# [What this task involves]
Which lines hold the string "Canadian"? Copy every one of them.

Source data
____________________
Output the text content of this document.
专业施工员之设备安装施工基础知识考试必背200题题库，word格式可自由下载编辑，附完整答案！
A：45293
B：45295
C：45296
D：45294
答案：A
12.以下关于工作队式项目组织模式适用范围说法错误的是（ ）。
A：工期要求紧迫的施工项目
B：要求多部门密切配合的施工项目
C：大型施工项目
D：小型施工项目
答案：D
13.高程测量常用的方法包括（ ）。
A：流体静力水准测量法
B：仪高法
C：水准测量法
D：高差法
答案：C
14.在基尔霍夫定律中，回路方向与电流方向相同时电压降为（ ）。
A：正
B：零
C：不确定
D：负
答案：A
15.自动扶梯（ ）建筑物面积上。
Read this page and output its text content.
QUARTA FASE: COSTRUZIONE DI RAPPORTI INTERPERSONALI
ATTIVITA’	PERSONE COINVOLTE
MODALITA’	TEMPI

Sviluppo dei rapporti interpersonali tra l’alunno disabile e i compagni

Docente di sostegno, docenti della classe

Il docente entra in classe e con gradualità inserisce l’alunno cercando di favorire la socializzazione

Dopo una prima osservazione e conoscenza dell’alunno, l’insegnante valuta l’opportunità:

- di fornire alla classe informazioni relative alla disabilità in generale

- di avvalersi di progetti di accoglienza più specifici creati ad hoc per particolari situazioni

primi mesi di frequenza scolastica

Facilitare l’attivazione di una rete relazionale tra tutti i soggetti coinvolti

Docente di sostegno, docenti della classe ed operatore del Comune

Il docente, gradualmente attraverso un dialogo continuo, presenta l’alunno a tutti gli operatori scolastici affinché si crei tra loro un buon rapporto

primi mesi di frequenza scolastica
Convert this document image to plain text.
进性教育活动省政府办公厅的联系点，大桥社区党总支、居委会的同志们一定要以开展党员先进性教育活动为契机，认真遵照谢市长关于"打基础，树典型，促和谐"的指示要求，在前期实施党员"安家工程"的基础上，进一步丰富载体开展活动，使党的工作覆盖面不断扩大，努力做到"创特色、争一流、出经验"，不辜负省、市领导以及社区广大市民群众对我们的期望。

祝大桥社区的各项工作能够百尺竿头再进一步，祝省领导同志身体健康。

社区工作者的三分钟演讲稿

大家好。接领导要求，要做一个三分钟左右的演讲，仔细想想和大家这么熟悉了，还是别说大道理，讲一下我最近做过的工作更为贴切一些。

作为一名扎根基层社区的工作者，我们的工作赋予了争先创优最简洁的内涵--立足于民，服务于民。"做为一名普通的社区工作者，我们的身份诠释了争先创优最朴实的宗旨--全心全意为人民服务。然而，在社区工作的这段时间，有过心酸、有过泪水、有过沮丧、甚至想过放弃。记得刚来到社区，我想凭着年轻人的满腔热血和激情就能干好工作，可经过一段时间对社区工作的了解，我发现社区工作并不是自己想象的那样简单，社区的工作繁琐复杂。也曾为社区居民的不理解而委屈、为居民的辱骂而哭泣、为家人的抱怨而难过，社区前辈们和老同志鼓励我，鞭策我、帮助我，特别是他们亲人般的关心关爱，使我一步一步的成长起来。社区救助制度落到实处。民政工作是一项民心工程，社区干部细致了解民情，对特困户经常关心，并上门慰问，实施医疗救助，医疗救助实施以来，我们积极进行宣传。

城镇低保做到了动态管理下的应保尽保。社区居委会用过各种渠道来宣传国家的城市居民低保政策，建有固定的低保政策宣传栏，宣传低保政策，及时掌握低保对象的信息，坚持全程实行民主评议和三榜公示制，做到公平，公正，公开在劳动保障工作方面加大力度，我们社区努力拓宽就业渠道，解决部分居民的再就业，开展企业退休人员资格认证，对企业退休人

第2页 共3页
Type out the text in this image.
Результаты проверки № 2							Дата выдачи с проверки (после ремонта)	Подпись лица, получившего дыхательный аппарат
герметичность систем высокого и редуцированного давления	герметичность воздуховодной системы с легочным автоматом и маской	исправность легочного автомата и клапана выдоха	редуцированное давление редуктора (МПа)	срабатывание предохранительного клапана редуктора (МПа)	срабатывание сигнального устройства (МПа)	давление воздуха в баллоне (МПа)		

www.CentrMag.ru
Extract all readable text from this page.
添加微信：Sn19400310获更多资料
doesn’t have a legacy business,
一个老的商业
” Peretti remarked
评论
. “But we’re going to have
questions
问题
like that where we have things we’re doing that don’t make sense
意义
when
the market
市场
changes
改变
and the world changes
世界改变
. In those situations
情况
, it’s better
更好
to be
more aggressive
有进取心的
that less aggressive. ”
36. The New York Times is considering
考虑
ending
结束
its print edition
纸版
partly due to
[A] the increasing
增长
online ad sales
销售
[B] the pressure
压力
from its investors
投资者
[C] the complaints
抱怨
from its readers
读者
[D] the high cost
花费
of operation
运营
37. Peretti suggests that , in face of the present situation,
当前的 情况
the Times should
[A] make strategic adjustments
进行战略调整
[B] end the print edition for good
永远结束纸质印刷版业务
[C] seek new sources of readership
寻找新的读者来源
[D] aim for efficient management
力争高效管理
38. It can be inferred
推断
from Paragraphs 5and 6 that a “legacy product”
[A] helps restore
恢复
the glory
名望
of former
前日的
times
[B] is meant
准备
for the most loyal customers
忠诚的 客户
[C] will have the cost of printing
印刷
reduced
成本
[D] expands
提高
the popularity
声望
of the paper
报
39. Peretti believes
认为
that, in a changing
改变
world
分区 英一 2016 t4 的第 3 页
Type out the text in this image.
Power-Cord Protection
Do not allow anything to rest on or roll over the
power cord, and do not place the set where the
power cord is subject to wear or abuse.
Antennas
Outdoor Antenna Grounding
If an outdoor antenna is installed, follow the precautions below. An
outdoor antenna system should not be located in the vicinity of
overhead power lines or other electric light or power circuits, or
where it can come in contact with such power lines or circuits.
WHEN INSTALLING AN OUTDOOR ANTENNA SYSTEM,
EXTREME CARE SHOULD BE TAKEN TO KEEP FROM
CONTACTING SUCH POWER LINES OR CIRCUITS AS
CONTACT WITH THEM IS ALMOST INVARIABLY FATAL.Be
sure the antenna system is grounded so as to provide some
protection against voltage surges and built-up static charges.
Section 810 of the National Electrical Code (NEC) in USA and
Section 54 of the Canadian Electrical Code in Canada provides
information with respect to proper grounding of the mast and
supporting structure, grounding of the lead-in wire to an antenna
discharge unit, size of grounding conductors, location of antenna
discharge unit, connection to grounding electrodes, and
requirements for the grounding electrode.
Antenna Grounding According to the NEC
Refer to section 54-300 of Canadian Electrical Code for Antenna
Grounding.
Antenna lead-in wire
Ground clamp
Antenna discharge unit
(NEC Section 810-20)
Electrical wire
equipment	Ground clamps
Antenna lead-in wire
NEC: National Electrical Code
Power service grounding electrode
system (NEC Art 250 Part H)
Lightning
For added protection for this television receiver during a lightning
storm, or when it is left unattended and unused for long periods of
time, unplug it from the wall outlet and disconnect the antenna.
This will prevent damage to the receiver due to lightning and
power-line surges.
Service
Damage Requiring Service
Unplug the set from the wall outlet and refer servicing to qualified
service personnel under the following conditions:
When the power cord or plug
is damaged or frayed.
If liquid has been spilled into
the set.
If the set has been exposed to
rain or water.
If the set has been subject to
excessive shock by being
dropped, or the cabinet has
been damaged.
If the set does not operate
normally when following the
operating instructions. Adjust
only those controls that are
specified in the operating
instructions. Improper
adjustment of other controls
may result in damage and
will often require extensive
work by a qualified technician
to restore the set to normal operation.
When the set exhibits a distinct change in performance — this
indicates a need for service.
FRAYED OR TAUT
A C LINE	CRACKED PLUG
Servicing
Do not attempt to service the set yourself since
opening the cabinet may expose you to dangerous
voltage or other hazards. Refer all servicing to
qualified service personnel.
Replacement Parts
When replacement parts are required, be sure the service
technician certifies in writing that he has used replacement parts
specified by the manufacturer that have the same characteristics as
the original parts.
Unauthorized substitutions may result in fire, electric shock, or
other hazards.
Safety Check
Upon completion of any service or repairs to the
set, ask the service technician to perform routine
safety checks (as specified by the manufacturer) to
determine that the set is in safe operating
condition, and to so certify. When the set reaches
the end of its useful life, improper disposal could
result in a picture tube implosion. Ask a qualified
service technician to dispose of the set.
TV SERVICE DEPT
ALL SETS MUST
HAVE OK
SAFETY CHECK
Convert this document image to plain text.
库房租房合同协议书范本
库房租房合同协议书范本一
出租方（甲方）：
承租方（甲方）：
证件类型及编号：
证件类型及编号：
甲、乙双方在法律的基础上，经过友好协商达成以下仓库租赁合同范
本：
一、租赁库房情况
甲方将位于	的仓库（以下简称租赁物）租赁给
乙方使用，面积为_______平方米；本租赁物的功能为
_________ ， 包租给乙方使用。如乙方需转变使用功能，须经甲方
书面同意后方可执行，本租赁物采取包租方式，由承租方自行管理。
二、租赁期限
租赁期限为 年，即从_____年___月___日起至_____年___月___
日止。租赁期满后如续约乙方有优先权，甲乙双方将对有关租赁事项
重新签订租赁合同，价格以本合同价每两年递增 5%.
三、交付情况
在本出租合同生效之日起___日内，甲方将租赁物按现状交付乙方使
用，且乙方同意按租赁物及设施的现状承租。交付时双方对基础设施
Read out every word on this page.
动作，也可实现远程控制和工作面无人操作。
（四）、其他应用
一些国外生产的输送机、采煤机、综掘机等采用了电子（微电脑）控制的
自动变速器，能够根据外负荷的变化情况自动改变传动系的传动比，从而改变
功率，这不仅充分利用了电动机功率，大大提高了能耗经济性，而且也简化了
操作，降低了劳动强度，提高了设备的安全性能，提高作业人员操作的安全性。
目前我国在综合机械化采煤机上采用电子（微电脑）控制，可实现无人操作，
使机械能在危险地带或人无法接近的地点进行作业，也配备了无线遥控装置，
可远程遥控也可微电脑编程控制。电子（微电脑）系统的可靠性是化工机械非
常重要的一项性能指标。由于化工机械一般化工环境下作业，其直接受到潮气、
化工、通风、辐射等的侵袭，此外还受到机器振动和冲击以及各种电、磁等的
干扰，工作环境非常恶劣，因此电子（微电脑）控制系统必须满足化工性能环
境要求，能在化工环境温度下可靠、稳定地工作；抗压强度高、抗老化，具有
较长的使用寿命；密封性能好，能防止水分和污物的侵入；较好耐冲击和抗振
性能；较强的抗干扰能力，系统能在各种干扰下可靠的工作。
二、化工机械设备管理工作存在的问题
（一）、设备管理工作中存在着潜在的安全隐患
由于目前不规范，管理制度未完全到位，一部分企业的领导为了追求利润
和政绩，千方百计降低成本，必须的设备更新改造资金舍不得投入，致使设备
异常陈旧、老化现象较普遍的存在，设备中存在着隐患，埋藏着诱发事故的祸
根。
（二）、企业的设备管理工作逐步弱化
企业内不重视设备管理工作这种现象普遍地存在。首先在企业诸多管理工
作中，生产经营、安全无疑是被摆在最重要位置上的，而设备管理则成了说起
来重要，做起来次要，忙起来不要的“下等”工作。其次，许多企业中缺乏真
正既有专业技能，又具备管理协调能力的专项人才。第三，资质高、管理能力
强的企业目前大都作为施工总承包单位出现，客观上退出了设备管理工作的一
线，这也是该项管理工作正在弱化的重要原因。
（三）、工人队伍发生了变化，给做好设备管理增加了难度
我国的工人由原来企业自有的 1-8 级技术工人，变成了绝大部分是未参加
____________________
# [Result for this task]
Section 54 of the Canadian Electrical Code in Canada provides
Refer to section 54-300 of Canadian Electrical Code for Antenna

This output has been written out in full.